[Saved entries]
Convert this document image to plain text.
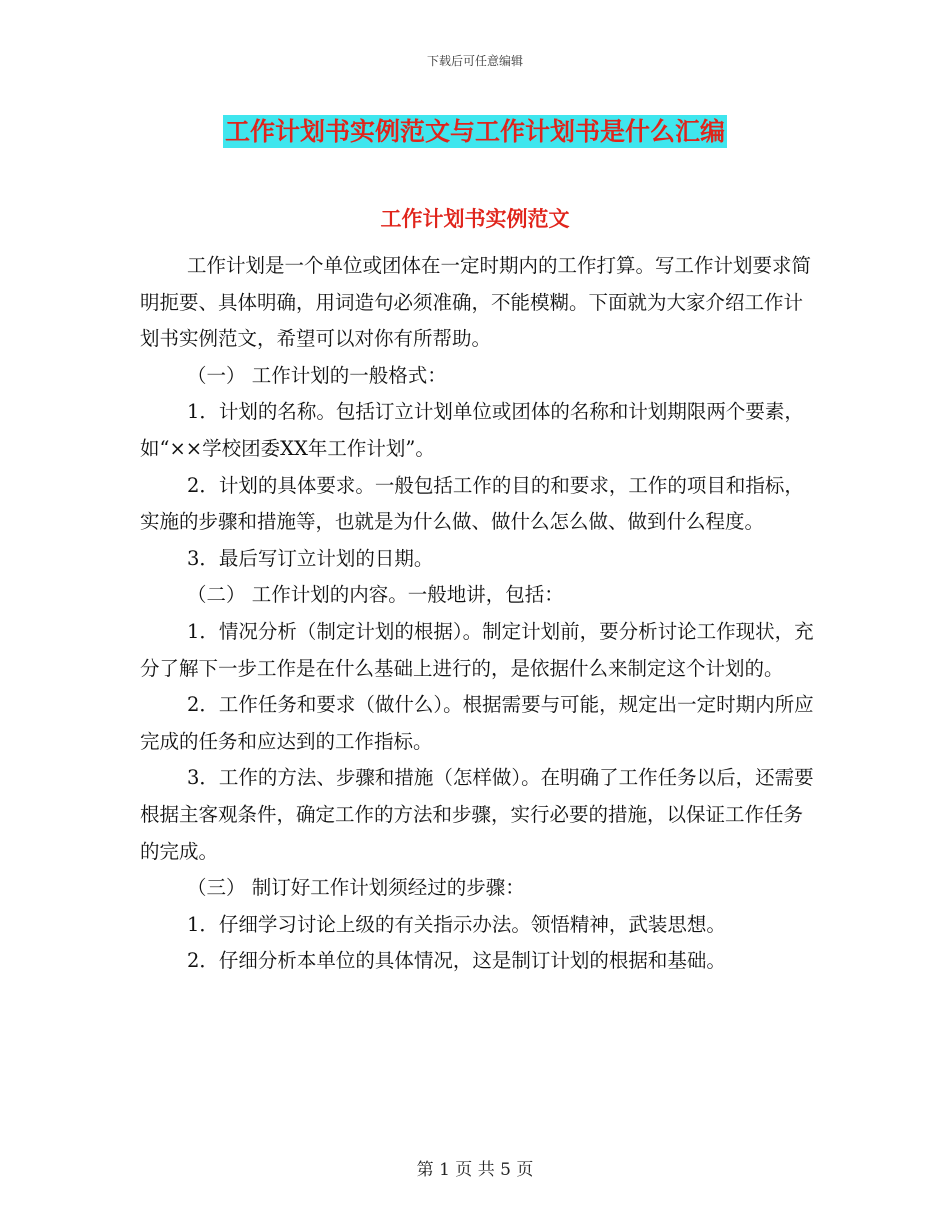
下载后可任意编辑
工作计划书实例范文与工作计划书是什么汇编
工作计划书实例范文

工作计划是一个单位或团体在一定时期内的工作打算。写工作计划要求简明扼要、具体明确，用词造句必须准确，不能模糊。下面就为大家介绍工作计划书实例范文，希望可以对你有所帮助。

（一） 工作计划的一般格式：

1．计划的名称。包括订立计划单位或团体的名称和计划期限两个要素，如“××学校团委XX年工作计划”。

2．计划的具体要求。一般包括工作的目的和要求，工作的项目和指标，实施的步骤和措施等，也就是为什么做、做什么怎么做、做到什么程度。

3．最后写订立计划的日期。

（二） 工作计划的内容。一般地讲，包括：

1．情况分析（制定计划的根据）。制定计划前，要分析讨论工作现状，充分了解下一步工作是在什么基础上进行的，是依据什么来制定这个计划的。

2．工作任务和要求（做什么）。根据需要与可能，规定出一定时期内所应完成的任务和应达到的工作指标。

3．工作的方法、步骤和措施（怎样做）。在明确了工作任务以后，还需要根据主客观条件，确定工作的方法和步骤，实行必要的措施，以保证工作任务的完成。

（三） 制订好工作计划须经过的步骤：

1．仔细学习讨论上级的有关指示办法。领悟精神，武装思想。

2．仔细分析本单位的具体情况，这是制订计划的根据和基础。

第 1 页 共 5 页
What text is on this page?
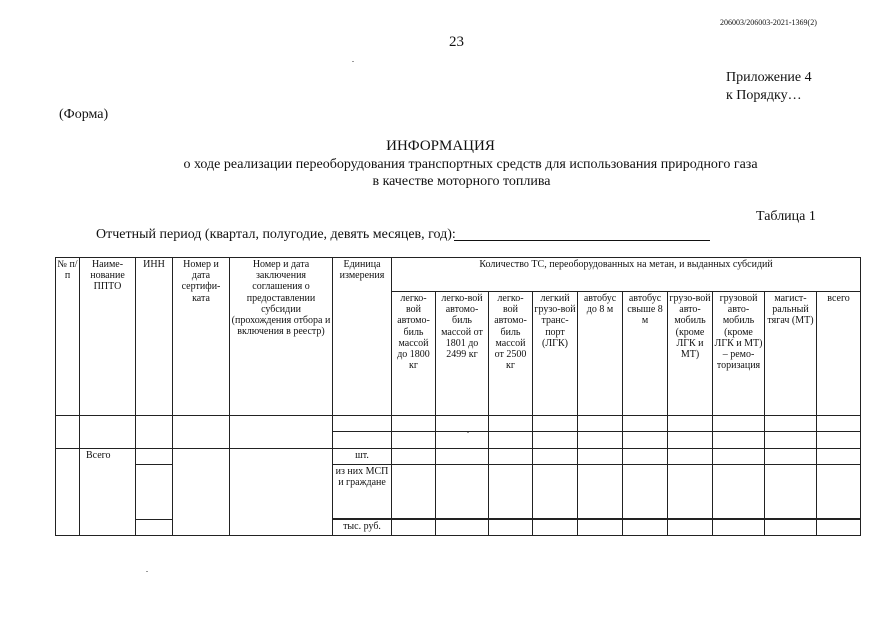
206003/206003-2021-1369(2)
23
Приложение 4
к Порядку…
(Форма)
ИНФОРМАЦИЯ
о ходе реализации переоборудования транспортных средств для использования природного газа
в качестве моторного топлива
Таблица 1
Отчетный период (квартал, полугодие, девять месяцев, год):
№ п/п	Наиме-нование ППТО	ИНН	Номер и дата сертифи-ката	Номер и дата заключения соглашения о предоставлении субсидии (прохождения отбора и включения в реестр)	Единица измерения	Количество ТС, переоборудованных на метан, и выданных субсидий									
						легко-вой автомо-биль массой до 1800 кг	легко-вой автомо-биль массой от 1801 до 2499 кг	легко-вой автомо-биль массой от 2500 кг	легкий грузо-вой транс-порт (ЛГК)	автобус до 8 м	автобус свыше 8 м	грузо-вой авто-мобиль (кроме ЛГК и МТ)	грузовой авто-мобиль (кроме ЛГК и МТ) – ремо-торизация	магист-ральный тягач (МТ)	всего

	Всего				шт.										
					из них МСП и граждане										

					тыс. руб.										
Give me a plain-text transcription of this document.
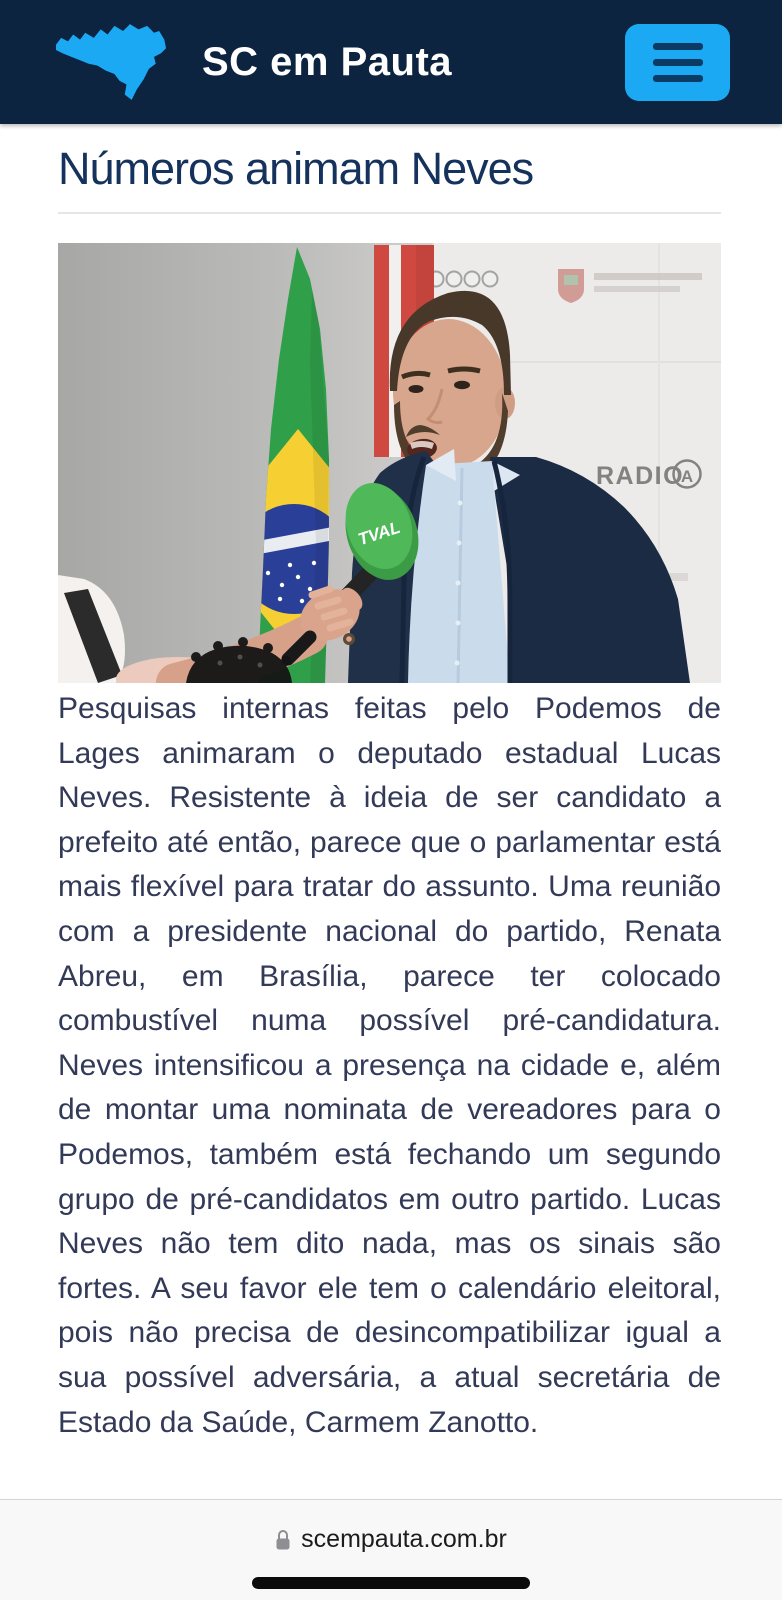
SC em Pauta
Números animam Neves
RADIO
A
TVAL

Pesquisas internas feitas pelo Podemos de Lages animaram o deputado estadual Lucas Neves. Resistente à ideia de ser candidato a prefeito até então, parece que o parlamentar está mais flexível para tratar do assunto. Uma reunião com a presidente nacional do partido, Renata Abreu, em Brasília, parece ter colocado combustível numa possível pré-candidatura. Neves intensificou a presença na cidade e, além de montar uma nominata de vereadores para o Podemos, também está fechando um segundo grupo de pré-candidatos em outro partido. Lucas Neves não tem dito nada, mas os sinais são fortes. A seu favor ele tem o calendário eleitoral, pois não precisa de desincompatibilizar igual a sua possível adversária, a atual secretária de Estado da Saúde, Carmem Zanotto.

scempauta.com.br
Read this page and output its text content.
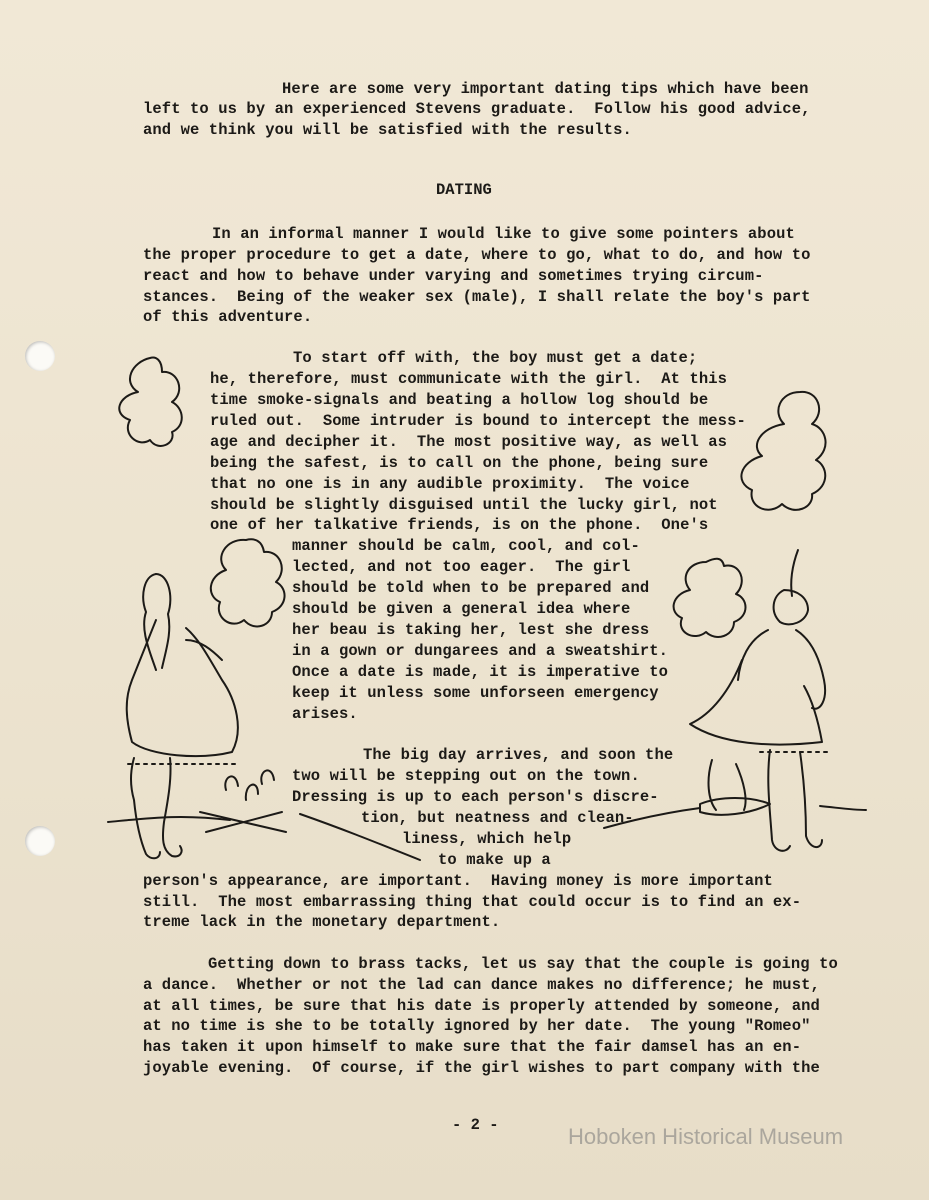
Here are some very important dating tips which have been
left to us by an experienced Stevens graduate.  Follow his good advice,
and we think you will be satisfied with the results.
DATING
In an informal manner I would like to give some pointers about
the proper procedure to get a date, where to go, what to do, and how to
react and how to behave under varying and sometimes trying circum-
stances.  Being of the weaker sex (male), I shall relate the boy's part
of this adventure.
To start off with, the boy must get a date;
he, therefore, must communicate with the girl.  At this
time smoke-signals and beating a hollow log should be
ruled out.  Some intruder is bound to intercept the mess-
age and decipher it.  The most positive way, as well as
being the safest, is to call on the phone, being sure
that no one is in any audible proximity.  The voice
should be slightly disguised until the lucky girl, not
one of her talkative friends, is on the phone.  One's
manner should be calm, cool, and col-
lected, and not too eager.  The girl
should be told when to be prepared and
should be given a general idea where
her beau is taking her, lest she dress
in a gown or dungarees and a sweatshirt.
Once a date is made, it is imperative to
keep it unless some unforseen emergency
arises.
The big day arrives, and soon the
two will be stepping out on the town.
Dressing is up to each person's discre-
tion, but neatness and clean-
liness, which help
to make up a
person's appearance, are important.  Having money is more important
still.  The most embarrassing thing that could occur is to find an ex-
treme lack in the monetary department.
Getting down to brass tacks, let us say that the couple is going to
a dance.  Whether or not the lad can dance makes no difference; he must,
at all times, be sure that his date is properly attended by someone, and
at no time is she to be totally ignored by her date.  The young "Romeo"
has taken it upon himself to make sure that the fair damsel has an en-
joyable evening.  Of course, if the girl wishes to part company with the
- 2 -	Hoboken Historical Museum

# THE EXERCISE
Pick out each line in the material containing "date".

# OUTPUT OF THE TASK
the proper procedure to get a date, where to go, what to do, and how to
To start off with, the boy must get a date;
Once a date is made, it is imperative to
at all times, be sure that his date is properly attended by someone, and
at no time is she to be totally ignored by her date.  The young "Romeo"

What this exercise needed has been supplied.